In the entries below, count every line with the word "Local". Return only the count.

> _Material for the task_:
┄┄┄┄┄┄┄┄┄┄
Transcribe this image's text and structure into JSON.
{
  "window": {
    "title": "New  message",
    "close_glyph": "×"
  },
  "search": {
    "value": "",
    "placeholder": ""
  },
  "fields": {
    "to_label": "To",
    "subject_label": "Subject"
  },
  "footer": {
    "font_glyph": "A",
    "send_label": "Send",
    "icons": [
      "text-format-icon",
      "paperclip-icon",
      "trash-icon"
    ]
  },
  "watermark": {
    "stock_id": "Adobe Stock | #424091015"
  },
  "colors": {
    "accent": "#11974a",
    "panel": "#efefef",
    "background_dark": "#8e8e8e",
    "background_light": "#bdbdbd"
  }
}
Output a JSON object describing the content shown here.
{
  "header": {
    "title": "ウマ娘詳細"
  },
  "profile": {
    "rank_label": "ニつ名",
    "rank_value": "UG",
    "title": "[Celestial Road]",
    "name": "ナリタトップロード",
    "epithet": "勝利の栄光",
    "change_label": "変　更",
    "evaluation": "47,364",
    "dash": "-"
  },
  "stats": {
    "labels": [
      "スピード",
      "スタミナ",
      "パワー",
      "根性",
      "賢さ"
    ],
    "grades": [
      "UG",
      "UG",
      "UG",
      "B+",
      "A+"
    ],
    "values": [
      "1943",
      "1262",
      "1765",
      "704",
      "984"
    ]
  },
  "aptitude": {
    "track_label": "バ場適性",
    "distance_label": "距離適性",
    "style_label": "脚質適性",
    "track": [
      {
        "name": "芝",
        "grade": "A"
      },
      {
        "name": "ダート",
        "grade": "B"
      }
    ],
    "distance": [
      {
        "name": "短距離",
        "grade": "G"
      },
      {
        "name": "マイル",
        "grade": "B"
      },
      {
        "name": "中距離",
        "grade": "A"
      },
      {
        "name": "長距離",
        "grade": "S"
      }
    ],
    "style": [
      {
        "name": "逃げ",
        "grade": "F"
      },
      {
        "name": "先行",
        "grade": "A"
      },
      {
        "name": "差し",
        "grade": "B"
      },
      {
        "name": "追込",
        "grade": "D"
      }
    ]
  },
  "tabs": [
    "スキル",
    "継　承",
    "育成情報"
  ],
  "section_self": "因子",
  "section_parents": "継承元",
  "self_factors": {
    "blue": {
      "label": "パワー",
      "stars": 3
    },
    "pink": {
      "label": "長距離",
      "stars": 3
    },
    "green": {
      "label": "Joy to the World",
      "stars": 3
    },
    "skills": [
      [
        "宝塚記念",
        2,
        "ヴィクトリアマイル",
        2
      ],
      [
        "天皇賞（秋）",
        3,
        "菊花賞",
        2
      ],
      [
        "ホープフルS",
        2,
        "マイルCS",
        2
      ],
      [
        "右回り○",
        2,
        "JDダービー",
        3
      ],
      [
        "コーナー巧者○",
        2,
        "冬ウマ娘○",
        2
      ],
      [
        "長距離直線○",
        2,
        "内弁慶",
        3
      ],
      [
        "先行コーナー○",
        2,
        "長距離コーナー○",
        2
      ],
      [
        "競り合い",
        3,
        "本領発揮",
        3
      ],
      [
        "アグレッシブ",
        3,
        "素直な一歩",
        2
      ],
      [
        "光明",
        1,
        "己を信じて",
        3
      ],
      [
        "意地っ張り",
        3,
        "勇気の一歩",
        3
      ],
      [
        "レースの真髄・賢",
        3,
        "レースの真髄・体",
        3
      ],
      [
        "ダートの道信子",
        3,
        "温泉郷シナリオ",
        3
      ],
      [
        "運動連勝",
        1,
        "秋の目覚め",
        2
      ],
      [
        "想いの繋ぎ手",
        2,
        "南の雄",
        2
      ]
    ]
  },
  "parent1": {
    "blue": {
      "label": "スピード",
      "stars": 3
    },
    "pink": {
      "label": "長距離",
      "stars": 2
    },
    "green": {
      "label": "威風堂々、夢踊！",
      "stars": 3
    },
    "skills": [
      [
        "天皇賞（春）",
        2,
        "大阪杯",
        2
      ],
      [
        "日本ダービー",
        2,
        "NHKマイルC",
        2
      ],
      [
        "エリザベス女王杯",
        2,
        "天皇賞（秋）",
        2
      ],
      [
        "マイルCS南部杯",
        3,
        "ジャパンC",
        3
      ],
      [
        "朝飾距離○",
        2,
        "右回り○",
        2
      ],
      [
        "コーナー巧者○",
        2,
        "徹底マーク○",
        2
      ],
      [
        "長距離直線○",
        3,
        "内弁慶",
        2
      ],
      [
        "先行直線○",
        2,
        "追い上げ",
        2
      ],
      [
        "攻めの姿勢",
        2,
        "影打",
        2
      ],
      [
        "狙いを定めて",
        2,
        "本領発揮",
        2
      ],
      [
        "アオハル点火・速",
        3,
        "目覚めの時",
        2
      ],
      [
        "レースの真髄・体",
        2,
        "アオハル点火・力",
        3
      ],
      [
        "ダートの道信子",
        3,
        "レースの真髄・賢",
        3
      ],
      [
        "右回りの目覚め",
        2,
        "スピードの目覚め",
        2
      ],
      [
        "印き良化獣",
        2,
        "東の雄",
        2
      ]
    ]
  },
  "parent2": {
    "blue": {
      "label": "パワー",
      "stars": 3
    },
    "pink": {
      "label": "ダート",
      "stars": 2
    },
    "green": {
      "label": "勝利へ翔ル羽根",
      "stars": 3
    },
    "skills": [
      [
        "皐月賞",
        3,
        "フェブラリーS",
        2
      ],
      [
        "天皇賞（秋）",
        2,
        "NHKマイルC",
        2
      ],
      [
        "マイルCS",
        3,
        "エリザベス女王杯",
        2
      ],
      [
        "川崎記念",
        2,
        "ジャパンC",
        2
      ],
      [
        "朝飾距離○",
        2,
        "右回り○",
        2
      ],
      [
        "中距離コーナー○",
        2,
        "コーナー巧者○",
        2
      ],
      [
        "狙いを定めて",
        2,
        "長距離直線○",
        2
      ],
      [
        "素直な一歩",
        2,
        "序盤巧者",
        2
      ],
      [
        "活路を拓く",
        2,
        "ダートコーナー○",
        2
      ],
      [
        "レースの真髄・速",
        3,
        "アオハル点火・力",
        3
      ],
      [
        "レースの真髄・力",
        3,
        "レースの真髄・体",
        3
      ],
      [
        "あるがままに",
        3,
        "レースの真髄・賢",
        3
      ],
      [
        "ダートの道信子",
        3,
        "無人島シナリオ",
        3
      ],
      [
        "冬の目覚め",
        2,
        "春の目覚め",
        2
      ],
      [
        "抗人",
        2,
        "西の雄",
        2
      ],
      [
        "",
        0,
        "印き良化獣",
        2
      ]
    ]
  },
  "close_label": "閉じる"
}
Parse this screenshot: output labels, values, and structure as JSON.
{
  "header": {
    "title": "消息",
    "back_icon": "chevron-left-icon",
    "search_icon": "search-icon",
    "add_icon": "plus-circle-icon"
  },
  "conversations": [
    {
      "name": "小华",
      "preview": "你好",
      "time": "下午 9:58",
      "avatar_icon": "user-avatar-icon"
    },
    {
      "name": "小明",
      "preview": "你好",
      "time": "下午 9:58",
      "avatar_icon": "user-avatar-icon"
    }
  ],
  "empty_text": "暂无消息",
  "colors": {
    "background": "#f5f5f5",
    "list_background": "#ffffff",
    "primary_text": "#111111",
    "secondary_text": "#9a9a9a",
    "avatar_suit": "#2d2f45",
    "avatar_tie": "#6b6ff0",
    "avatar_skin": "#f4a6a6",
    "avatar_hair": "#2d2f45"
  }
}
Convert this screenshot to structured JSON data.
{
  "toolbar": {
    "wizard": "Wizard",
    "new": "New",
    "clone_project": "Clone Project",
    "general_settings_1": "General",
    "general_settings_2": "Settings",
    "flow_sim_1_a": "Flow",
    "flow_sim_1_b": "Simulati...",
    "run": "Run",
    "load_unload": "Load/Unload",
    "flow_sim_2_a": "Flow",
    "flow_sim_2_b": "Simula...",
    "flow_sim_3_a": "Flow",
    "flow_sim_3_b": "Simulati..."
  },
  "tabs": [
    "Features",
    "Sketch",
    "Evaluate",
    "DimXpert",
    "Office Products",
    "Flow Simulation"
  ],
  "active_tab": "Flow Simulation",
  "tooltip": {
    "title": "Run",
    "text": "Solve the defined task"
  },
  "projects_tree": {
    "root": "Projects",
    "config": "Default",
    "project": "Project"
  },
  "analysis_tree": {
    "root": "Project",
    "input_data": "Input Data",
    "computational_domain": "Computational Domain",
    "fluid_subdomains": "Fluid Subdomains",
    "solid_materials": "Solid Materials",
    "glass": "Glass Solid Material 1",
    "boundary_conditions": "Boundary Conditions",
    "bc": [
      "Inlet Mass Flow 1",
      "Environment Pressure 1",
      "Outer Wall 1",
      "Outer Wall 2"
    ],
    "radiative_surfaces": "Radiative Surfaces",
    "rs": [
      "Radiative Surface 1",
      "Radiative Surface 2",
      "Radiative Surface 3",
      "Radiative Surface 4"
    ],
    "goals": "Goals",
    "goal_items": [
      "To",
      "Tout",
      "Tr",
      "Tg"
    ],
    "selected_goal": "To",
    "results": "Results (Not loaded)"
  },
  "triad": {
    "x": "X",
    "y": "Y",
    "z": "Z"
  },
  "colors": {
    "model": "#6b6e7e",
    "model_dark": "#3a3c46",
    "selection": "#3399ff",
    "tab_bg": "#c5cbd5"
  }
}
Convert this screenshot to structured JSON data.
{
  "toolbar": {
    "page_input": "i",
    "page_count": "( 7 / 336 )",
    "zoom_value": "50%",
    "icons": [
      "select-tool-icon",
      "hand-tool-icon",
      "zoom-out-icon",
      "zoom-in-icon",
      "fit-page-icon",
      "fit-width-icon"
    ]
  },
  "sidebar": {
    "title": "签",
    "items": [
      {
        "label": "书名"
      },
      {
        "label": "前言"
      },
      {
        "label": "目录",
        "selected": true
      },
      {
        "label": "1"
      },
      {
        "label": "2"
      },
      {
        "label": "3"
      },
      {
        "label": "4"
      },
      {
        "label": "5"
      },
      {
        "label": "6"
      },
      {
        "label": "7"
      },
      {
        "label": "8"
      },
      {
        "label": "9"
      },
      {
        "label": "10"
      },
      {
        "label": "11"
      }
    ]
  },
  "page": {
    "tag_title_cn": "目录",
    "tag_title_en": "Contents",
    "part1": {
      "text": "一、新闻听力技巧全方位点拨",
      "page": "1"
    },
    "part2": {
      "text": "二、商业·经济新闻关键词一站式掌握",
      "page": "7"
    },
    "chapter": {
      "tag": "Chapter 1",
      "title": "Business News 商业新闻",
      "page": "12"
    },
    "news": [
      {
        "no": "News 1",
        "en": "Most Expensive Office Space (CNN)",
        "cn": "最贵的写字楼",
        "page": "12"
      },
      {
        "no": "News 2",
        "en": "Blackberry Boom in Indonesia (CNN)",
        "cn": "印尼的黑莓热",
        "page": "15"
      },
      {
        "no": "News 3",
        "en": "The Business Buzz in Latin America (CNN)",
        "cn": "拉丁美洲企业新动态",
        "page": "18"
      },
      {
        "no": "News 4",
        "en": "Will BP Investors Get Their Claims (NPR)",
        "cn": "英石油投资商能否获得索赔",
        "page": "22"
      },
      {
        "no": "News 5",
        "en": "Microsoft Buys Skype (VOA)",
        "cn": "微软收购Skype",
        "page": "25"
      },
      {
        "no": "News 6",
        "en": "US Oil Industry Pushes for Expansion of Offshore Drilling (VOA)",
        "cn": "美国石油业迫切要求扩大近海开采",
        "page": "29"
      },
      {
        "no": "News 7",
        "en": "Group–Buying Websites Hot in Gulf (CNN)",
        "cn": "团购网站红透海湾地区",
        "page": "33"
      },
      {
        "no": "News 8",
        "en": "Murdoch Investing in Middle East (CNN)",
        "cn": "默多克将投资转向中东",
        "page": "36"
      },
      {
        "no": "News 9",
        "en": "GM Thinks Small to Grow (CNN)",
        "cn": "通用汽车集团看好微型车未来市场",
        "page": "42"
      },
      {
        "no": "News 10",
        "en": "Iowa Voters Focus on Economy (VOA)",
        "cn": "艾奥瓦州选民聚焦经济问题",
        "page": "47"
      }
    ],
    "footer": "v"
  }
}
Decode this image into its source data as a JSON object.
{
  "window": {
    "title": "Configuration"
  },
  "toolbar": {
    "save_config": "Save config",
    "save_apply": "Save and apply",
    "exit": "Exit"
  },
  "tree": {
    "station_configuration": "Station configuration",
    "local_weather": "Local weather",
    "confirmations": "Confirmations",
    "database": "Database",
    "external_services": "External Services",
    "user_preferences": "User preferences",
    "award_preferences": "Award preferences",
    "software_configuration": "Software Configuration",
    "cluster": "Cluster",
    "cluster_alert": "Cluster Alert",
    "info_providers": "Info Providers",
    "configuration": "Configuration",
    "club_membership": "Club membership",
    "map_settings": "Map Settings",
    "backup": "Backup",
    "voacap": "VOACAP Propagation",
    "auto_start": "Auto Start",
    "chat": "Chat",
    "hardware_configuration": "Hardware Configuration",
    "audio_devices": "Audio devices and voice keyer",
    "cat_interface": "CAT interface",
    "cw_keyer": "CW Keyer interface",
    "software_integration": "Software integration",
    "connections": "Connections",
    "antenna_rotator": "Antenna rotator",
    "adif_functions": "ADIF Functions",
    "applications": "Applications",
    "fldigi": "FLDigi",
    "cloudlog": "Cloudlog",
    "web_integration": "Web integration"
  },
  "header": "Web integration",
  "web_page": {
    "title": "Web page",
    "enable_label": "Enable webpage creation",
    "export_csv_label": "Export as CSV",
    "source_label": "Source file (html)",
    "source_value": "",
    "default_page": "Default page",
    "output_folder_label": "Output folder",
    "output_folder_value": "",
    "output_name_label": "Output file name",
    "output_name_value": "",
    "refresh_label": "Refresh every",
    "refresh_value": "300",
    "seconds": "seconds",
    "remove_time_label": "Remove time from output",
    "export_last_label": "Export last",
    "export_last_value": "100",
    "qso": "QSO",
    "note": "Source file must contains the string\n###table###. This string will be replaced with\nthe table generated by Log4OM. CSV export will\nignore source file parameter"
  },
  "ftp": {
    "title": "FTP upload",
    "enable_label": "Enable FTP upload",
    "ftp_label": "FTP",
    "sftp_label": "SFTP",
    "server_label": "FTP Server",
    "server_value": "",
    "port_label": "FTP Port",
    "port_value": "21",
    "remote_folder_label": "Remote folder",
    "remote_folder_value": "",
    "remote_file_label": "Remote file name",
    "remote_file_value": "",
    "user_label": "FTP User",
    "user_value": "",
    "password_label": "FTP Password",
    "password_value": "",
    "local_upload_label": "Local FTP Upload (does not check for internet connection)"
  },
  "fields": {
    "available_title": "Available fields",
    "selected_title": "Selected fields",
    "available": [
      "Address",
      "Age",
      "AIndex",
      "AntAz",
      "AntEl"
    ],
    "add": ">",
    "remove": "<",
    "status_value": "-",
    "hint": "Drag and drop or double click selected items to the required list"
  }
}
┄┄┄┄┄┄┄┄┄┄
> _Reply to the task_:
2